→ Aim of the exercise
Write out the listing exactly as it is given.

[Start The input]

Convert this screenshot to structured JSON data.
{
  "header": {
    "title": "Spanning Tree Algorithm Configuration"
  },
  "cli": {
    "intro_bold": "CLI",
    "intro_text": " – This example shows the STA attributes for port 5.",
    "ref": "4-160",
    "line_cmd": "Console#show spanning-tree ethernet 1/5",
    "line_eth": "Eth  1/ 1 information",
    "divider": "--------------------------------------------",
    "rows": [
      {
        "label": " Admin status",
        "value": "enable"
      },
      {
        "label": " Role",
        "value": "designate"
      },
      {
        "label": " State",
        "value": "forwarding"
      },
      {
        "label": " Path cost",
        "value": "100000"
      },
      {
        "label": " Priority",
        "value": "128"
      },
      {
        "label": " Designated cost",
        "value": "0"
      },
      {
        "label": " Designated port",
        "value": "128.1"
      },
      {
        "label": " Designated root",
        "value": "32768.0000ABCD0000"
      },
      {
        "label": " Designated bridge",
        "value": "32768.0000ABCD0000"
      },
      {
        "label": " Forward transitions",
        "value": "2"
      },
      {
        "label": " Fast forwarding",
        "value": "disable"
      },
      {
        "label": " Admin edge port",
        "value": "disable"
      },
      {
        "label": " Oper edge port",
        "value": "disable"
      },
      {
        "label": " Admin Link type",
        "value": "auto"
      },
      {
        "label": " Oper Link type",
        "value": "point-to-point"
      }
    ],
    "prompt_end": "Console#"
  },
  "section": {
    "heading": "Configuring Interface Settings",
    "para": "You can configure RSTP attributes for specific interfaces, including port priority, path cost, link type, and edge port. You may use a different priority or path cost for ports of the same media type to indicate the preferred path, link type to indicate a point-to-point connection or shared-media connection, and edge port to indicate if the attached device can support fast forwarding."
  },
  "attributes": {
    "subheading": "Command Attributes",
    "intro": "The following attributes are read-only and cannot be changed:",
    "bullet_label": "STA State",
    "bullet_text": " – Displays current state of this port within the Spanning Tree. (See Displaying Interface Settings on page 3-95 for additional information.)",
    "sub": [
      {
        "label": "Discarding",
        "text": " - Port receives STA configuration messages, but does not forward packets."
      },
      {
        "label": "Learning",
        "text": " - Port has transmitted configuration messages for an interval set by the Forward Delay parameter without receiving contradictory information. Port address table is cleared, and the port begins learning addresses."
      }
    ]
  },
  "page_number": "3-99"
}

[End The input]

→ Response for this exercise
Convert this screenshot to structured JSON data.
{
  "header": {
    "title": "Spanning Tree Algorithm Configuration"
  },
  "cli": {
    "intro_bold": "CLI",
    "intro_text": " – This example shows the STA attributes for port 5.",
    "ref": "4-160",
    "line_cmd": "Console#show spanning-tree ethernet 1/5",
    "line_eth": "Eth  1/ 1 information",
    "divider": "--------------------------------------------",
    "rows": [
      {
        "label": " Admin status",
        "value": "enable"
      },
      {
        "label": " Role",
        "value": "designate"
      },
      {
        "label": " State",
        "value": "forwarding"
      },
      {
        "label": " Path cost",
        "value": "100000"
      },
      {
        "label": " Priority",
        "value": "128"
      },
      {
        "label": " Designated cost",
        "value": "0"
      },
      {
        "label": " Designated port",
        "value": "128.1"
      },
      {
        "label": " Designated root",
        "value": "32768.0000ABCD0000"
      },
      {
        "label": " Designated bridge",
        "value": "32768.0000ABCD0000"
      },
      {
        "label": " Forward transitions",
        "value": "2"
      },
      {
        "label": " Fast forwarding",
        "value": "disable"
      },
      {
        "label": " Admin edge port",
        "value": "disable"
      },
      {
        "label": " Oper edge port",
        "value": "disable"
      },
      {
        "label": " Admin Link type",
        "value": "auto"
      },
      {
        "label": " Oper Link type",
        "value": "point-to-point"
      }
    ],
    "prompt_end": "Console#"
  },
  "section": {
    "heading": "Configuring Interface Settings",
    "para": "You can configure RSTP attributes for specific interfaces, including port priority, path cost, link type, and edge port. You may use a different priority or path cost for ports of the same media type to indicate the preferred path, link type to indicate a point-to-point connection or shared-media connection, and edge port to indicate if the attached device can support fast forwarding."
  },
  "attributes": {
    "subheading": "Command Attributes",
    "intro": "The following attributes are read-only and cannot be changed:",
    "bullet_label": "STA State",
    "bullet_text": " – Displays current state of this port within the Spanning Tree. (See Displaying Interface Settings on page 3-95 for additional information.)",
    "sub": [
      {
        "label": "Discarding",
        "text": " - Port receives STA configuration messages, but does not forward packets."
      },
      {
        "label": "Learning",
        "text": " - Port has transmitted configuration messages for an interval set by the Forward Delay parameter without receiving contradictory information. Port address table is cleared, and the port begins learning addresses."
      }
    ]
  },
  "page_number": "3-99"
}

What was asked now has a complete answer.